*** Recorded information
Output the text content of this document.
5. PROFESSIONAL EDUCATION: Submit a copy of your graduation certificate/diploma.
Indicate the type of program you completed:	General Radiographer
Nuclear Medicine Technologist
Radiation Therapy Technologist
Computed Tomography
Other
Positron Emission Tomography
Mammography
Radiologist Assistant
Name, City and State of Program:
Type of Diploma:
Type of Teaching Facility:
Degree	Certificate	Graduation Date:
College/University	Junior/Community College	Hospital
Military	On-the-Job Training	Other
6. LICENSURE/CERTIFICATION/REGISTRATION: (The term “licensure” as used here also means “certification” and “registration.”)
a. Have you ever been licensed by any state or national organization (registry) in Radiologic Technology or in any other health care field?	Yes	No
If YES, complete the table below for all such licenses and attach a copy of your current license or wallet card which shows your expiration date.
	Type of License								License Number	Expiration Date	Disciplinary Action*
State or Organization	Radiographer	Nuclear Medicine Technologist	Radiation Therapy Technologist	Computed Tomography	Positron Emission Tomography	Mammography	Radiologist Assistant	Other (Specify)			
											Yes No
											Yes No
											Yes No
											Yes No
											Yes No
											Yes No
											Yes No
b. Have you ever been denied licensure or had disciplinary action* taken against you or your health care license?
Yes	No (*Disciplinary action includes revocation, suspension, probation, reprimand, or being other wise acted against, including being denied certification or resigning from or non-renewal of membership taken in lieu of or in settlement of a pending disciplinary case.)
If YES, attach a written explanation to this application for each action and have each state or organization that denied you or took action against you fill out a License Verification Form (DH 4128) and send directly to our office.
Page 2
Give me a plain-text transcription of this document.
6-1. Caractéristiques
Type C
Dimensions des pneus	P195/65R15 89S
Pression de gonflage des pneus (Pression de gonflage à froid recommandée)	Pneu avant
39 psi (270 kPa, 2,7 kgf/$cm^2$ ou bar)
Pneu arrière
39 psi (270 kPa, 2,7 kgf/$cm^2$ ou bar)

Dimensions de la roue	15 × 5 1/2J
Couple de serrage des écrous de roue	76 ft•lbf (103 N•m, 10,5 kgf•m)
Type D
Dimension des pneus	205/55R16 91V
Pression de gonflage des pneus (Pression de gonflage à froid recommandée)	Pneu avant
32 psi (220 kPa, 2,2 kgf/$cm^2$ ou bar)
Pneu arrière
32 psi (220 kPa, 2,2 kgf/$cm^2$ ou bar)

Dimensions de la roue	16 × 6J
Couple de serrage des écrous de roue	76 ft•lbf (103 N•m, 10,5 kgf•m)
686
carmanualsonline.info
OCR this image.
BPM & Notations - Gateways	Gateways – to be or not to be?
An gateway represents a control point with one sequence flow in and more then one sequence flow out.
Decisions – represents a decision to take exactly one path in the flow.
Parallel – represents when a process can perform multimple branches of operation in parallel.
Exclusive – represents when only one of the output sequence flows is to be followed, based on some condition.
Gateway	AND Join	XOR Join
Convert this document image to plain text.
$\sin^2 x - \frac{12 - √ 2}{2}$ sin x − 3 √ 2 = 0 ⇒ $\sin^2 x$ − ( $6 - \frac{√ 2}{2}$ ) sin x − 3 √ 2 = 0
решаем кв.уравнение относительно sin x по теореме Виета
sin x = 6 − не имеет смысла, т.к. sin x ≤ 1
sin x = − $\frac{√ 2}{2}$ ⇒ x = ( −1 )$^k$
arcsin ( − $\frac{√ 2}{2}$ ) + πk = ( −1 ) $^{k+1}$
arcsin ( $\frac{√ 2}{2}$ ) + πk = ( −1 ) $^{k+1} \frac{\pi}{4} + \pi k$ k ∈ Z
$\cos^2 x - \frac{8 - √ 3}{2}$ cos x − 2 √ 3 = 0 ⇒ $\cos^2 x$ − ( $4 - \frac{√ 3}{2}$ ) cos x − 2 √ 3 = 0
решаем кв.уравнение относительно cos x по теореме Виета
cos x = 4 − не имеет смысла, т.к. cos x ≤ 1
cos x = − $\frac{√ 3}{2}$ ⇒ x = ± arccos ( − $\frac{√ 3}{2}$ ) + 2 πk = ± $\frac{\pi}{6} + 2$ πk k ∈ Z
******
> What to produce
Give the number of lines in the listing above that hold the string "attach", with nothing else.

> Answer for the task
2